**Your goal:**
Write out the whole listing, matching it exactly.
== Available records ==
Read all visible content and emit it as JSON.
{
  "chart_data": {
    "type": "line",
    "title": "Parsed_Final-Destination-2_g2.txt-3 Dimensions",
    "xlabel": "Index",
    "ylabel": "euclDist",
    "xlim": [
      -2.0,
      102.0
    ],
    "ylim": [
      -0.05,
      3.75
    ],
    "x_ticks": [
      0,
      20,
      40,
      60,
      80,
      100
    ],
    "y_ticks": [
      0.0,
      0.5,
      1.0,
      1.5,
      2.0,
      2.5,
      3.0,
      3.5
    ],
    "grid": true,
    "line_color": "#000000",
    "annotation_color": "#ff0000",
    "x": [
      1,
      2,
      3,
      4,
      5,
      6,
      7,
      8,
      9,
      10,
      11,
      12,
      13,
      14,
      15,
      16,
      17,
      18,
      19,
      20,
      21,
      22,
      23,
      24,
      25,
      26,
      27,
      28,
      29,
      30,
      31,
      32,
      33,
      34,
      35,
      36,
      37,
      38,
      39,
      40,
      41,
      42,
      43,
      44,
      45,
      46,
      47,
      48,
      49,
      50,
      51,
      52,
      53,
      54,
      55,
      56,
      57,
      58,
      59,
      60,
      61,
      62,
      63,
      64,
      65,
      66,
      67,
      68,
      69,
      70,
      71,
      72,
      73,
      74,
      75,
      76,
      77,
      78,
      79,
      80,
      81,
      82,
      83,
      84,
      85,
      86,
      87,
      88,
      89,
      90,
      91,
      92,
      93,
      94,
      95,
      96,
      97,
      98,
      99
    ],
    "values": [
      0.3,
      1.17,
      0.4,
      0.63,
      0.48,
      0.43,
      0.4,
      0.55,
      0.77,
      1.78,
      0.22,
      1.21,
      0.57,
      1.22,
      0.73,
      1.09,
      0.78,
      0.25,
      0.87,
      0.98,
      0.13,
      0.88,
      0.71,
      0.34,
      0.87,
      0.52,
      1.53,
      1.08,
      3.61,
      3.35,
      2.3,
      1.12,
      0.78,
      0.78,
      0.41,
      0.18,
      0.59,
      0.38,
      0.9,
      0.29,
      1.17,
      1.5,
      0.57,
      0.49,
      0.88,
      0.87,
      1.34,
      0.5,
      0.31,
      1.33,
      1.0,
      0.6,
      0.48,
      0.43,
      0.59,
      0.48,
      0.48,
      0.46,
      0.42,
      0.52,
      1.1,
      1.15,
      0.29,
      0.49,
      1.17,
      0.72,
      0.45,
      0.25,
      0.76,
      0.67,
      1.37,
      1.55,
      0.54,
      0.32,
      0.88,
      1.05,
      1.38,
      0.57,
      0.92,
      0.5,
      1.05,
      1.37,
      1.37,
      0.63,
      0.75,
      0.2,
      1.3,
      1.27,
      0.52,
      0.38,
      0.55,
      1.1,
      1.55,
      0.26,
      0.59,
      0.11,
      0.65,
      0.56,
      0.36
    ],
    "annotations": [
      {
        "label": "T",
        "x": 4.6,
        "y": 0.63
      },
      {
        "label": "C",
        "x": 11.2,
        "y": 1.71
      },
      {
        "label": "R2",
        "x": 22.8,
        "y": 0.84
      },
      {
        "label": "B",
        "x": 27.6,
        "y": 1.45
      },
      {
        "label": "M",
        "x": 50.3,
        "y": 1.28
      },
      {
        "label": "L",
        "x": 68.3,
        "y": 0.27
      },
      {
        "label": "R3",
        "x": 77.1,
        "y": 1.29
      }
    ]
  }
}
===
**Output of the exercise:**
Read all visible content and emit it as JSON.
{
  "chart_data": {
    "type": "line",
    "title": "Parsed_Final-Destination-2_g2.txt-3 Dimensions",
    "xlabel": "Index",
    "ylabel": "euclDist",
    "xlim": [
      -2.0,
      102.0
    ],
    "ylim": [
      -0.05,
      3.75
    ],
    "x_ticks": [
      0,
      20,
      40,
      60,
      80,
      100
    ],
    "y_ticks": [
      0.0,
      0.5,
      1.0,
      1.5,
      2.0,
      2.5,
      3.0,
      3.5
    ],
    "grid": true,
    "line_color": "#000000",
    "annotation_color": "#ff0000",
    "x": [
      1,
      2,
      3,
      4,
      5,
      6,
      7,
      8,
      9,
      10,
      11,
      12,
      13,
      14,
      15,
      16,
      17,
      18,
      19,
      20,
      21,
      22,
      23,
      24,
      25,
      26,
      27,
      28,
      29,
      30,
      31,
      32,
      33,
      34,
      35,
      36,
      37,
      38,
      39,
      40,
      41,
      42,
      43,
      44,
      45,
      46,
      47,
      48,
      49,
      50,
      51,
      52,
      53,
      54,
      55,
      56,
      57,
      58,
      59,
      60,
      61,
      62,
      63,
      64,
      65,
      66,
      67,
      68,
      69,
      70,
      71,
      72,
      73,
      74,
      75,
      76,
      77,
      78,
      79,
      80,
      81,
      82,
      83,
      84,
      85,
      86,
      87,
      88,
      89,
      90,
      91,
      92,
      93,
      94,
      95,
      96,
      97,
      98,
      99
    ],
    "values": [
      0.3,
      1.17,
      0.4,
      0.63,
      0.48,
      0.43,
      0.4,
      0.55,
      0.77,
      1.78,
      0.22,
      1.21,
      0.57,
      1.22,
      0.73,
      1.09,
      0.78,
      0.25,
      0.87,
      0.98,
      0.13,
      0.88,
      0.71,
      0.34,
      0.87,
      0.52,
      1.53,
      1.08,
      3.61,
      3.35,
      2.3,
      1.12,
      0.78,
      0.78,
      0.41,
      0.18,
      0.59,
      0.38,
      0.9,
      0.29,
      1.17,
      1.5,
      0.57,
      0.49,
      0.88,
      0.87,
      1.34,
      0.5,
      0.31,
      1.33,
      1.0,
      0.6,
      0.48,
      0.43,
      0.59,
      0.48,
      0.48,
      0.46,
      0.42,
      0.52,
      1.1,
      1.15,
      0.29,
      0.49,
      1.17,
      0.72,
      0.45,
      0.25,
      0.76,
      0.67,
      1.37,
      1.55,
      0.54,
      0.32,
      0.88,
      1.05,
      1.38,
      0.57,
      0.92,
      0.5,
      1.05,
      1.37,
      1.37,
      0.63,
      0.75,
      0.2,
      1.3,
      1.27,
      0.52,
      0.38,
      0.55,
      1.1,
      1.55,
      0.26,
      0.59,
      0.11,
      0.65,
      0.56,
      0.36
    ],
    "annotations": [
      {
        "label": "T",
        "x": 4.6,
        "y": 0.63
      },
      {
        "label": "C",
        "x": 11.2,
        "y": 1.71
      },
      {
        "label": "R2",
        "x": 22.8,
        "y": 0.84
      },
      {
        "label": "B",
        "x": 27.6,
        "y": 1.45
      },
      {
        "label": "M",
        "x": 50.3,
        "y": 1.28
      },
      {
        "label": "L",
        "x": 68.3,
        "y": 0.27
      },
      {
        "label": "R3",
        "x": 77.1,
        "y": 1.29
      }
    ]
  }
}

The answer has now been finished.